Stated problem: Would you pull out every line of the material that contains the string "without"?

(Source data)
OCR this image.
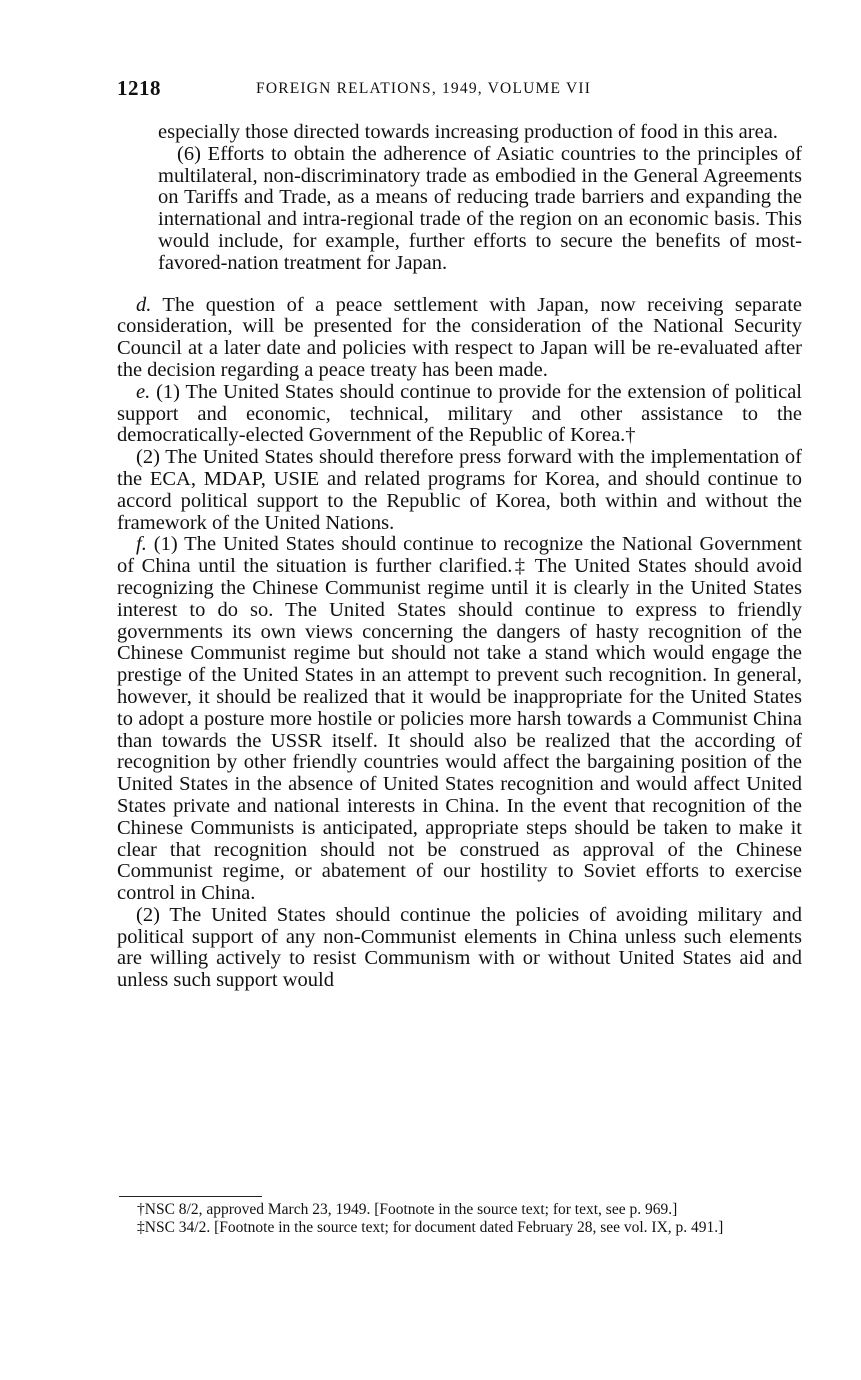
1218	FOREIGN RELATIONS, 1949, VOLUME VII

especially those directed towards increasing production of food in this area.

(6) Efforts to obtain the adherence of Asiatic countries to the principles of multilateral, non-discriminatory trade as embodied in the General Agreements on Tariffs and Trade, as a means of reducing trade barriers and expanding the international and intra-regional trade of the region on an economic basis. This would include, for example, further efforts to secure the benefits of most-favored-nation treatment for Japan.

d. The question of a peace settlement with Japan, now receiving separate consideration, will be presented for the consideration of the National Security Council at a later date and policies with respect to Japan will be re-evaluated after the decision regarding a peace treaty has been made.

e. (1) The United States should continue to provide for the extension of political support and economic, technical, military and other assistance to the democratically-elected Government of the Republic of Korea.†

(2) The United States should therefore press forward with the implementation of the ECA, MDAP, USIE and related programs for Korea, and should continue to accord political support to the Republic of Korea, both within and without the framework of the United Nations.

f. (1) The United States should continue to recognize the National Government of China until the situation is further clarified.‡ The United States should avoid recognizing the Chinese Communist regime until it is clearly in the United States interest to do so. The United States should continue to express to friendly governments its own views concerning the dangers of hasty recognition of the Chinese Communist regime but should not take a stand which would engage the prestige of the United States in an attempt to prevent such recognition. In general, however, it should be realized that it would be inappropriate for the United States to adopt a posture more hostile or policies more harsh towards a Communist China than towards the USSR itself. It should also be realized that the according of recognition by other friendly countries would affect the bargaining position of the United States in the absence of United States recognition and would affect United States private and national interests in China. In the event that recognition of the Chinese Communists is anticipated, appropriate steps should be taken to make it clear that recognition should not be construed as approval of the Chinese Communist regime, or abatement of our hostility to Soviet efforts to exercise control in China.

(2) The United States should continue the policies of avoiding military and political support of any non-Communist elements in China unless such elements are willing actively to resist Communism with or without United States aid and unless such support would

†NSC 8/2, approved March 23, 1949. [Footnote in the source text; for text, see p. 969.]

‡NSC 34/2. [Footnote in the source text; for document dated February 28, see vol. IX, p. 491.]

Exercise result:
(2) The United States should therefore press forward with the implementation of the ECA, MDAP, USIE and related programs for Korea, and should continue to accord political support to the Republic of Korea, both within and without the framework of the United Nations.
(2) The United States should continue the policies of avoiding military and political support of any non-Communist elements in China unless such elements are willing actively to resist Communism with or without United States aid and unless such support would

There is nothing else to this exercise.